-------- Records shown
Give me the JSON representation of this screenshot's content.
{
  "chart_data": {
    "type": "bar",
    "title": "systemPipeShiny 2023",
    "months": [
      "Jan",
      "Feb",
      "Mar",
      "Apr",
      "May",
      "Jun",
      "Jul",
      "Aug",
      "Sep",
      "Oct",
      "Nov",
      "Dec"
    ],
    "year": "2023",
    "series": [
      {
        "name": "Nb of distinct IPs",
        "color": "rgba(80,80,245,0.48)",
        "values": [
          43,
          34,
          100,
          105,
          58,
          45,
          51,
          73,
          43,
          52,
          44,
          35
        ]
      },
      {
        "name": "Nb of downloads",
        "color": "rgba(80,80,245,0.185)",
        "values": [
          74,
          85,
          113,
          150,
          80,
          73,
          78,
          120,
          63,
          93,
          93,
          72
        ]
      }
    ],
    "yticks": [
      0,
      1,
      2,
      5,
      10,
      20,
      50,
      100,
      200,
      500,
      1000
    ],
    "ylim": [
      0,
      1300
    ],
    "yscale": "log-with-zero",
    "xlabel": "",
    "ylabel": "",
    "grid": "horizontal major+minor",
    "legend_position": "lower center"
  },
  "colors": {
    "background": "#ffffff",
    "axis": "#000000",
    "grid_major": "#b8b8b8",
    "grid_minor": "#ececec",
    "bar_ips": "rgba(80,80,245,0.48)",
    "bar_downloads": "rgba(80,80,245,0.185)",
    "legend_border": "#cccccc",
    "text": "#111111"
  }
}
----------------
Goal →
Repeat every line of the records above exactly.

Response below →
Give me the JSON representation of this screenshot's content.
{
  "chart_data": {
    "type": "bar",
    "title": "systemPipeShiny 2023",
    "months": [
      "Jan",
      "Feb",
      "Mar",
      "Apr",
      "May",
      "Jun",
      "Jul",
      "Aug",
      "Sep",
      "Oct",
      "Nov",
      "Dec"
    ],
    "year": "2023",
    "series": [
      {
        "name": "Nb of distinct IPs",
        "color": "rgba(80,80,245,0.48)",
        "values": [
          43,
          34,
          100,
          105,
          58,
          45,
          51,
          73,
          43,
          52,
          44,
          35
        ]
      },
      {
        "name": "Nb of downloads",
        "color": "rgba(80,80,245,0.185)",
        "values": [
          74,
          85,
          113,
          150,
          80,
          73,
          78,
          120,
          63,
          93,
          93,
          72
        ]
      }
    ],
    "yticks": [
      0,
      1,
      2,
      5,
      10,
      20,
      50,
      100,
      200,
      500,
      1000
    ],
    "ylim": [
      0,
      1300
    ],
    "yscale": "log-with-zero",
    "xlabel": "",
    "ylabel": "",
    "grid": "horizontal major+minor",
    "legend_position": "lower center"
  },
  "colors": {
    "background": "#ffffff",
    "axis": "#000000",
    "grid_major": "#b8b8b8",
    "grid_minor": "#ececec",
    "bar_ips": "rgba(80,80,245,0.48)",
    "bar_downloads": "rgba(80,80,245,0.185)",
    "legend_border": "#cccccc",
    "text": "#111111"
  }
}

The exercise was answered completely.